-- STATED TASK --
Reproduce exactly, with no other output, every line of the data below from the line containing "What text is on this page?" to the end, inclusive.

-- DATA SHOWN --

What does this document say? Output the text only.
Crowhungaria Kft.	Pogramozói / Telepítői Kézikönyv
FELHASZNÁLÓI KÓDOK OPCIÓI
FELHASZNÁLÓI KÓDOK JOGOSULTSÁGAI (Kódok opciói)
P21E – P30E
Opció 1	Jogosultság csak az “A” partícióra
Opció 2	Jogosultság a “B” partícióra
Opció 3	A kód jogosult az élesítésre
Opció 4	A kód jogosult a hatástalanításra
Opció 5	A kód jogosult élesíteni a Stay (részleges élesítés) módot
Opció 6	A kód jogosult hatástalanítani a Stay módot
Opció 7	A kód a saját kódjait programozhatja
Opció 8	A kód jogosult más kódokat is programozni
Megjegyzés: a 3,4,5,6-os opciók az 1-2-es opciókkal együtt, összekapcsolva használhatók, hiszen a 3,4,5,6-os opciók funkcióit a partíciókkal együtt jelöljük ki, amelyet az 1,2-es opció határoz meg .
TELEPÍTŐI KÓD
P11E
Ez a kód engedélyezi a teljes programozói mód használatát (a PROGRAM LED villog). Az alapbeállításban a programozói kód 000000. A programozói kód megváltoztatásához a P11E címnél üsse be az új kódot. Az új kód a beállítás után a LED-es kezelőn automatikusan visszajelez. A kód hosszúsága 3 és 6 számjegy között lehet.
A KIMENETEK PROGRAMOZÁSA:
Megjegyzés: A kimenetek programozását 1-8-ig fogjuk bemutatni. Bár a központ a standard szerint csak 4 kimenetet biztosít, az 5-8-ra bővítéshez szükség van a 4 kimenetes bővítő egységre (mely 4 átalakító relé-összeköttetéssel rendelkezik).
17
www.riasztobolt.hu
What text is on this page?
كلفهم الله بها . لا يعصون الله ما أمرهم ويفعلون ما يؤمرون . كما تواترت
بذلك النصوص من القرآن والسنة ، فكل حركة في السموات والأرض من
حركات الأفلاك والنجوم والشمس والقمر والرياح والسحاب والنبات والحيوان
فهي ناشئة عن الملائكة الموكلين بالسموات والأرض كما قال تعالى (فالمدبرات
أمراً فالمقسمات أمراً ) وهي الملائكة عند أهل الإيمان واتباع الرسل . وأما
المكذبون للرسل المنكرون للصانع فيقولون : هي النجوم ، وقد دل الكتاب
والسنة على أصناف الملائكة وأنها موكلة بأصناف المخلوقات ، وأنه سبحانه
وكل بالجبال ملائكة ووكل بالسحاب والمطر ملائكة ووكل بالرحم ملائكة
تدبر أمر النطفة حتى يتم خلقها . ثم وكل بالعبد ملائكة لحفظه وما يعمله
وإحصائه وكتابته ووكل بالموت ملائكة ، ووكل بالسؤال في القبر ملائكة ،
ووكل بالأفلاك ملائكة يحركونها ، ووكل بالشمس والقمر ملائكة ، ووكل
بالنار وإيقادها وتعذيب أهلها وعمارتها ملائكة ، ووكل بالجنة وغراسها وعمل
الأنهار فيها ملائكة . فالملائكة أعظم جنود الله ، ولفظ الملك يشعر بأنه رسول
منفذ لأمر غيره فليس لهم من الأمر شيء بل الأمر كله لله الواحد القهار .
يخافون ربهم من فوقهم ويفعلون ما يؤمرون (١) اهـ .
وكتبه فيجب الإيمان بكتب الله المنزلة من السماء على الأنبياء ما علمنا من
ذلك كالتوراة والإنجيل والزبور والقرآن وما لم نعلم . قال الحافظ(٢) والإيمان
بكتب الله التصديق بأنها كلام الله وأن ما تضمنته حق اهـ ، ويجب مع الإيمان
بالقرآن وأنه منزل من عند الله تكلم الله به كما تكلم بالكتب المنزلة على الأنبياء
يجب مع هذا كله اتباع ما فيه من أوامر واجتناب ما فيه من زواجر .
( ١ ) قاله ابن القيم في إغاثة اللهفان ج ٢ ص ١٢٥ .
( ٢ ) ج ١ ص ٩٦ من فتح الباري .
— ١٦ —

-- ANSWER FOR THIS EXERCISE --
What text is on this page?
كلفهم الله بها . لا يعصون الله ما أمرهم ويفعلون ما يؤمرون . كما تواترت
بذلك النصوص من القرآن والسنة ، فكل حركة في السموات والأرض من
حركات الأفلاك والنجوم والشمس والقمر والرياح والسحاب والنبات والحيوان
فهي ناشئة عن الملائكة الموكلين بالسموات والأرض كما قال تعالى (فالمدبرات
أمراً فالمقسمات أمراً ) وهي الملائكة عند أهل الإيمان واتباع الرسل . وأما
المكذبون للرسل المنكرون للصانع فيقولون : هي النجوم ، وقد دل الكتاب
والسنة على أصناف الملائكة وأنها موكلة بأصناف المخلوقات ، وأنه سبحانه
وكل بالجبال ملائكة ووكل بالسحاب والمطر ملائكة ووكل بالرحم ملائكة
تدبر أمر النطفة حتى يتم خلقها . ثم وكل بالعبد ملائكة لحفظه وما يعمله
وإحصائه وكتابته ووكل بالموت ملائكة ، ووكل بالسؤال في القبر ملائكة ،
ووكل بالأفلاك ملائكة يحركونها ، ووكل بالشمس والقمر ملائكة ، ووكل
بالنار وإيقادها وتعذيب أهلها وعمارتها ملائكة ، ووكل بالجنة وغراسها وعمل
الأنهار فيها ملائكة . فالملائكة أعظم جنود الله ، ولفظ الملك يشعر بأنه رسول
منفذ لأمر غيره فليس لهم من الأمر شيء بل الأمر كله لله الواحد القهار .
يخافون ربهم من فوقهم ويفعلون ما يؤمرون (١) اهـ .
وكتبه فيجب الإيمان بكتب الله المنزلة من السماء على الأنبياء ما علمنا من
ذلك كالتوراة والإنجيل والزبور والقرآن وما لم نعلم . قال الحافظ(٢) والإيمان
بكتب الله التصديق بأنها كلام الله وأن ما تضمنته حق اهـ ، ويجب مع الإيمان
بالقرآن وأنه منزل من عند الله تكلم الله به كما تكلم بالكتب المنزلة على الأنبياء
يجب مع هذا كله اتباع ما فيه من أوامر واجتناب ما فيه من زواجر .
( ١ ) قاله ابن القيم في إغاثة اللهفان ج ٢ ص ١٢٥ .
( ٢ ) ج ١ ص ٩٦ من فتح الباري .
— ١٦ —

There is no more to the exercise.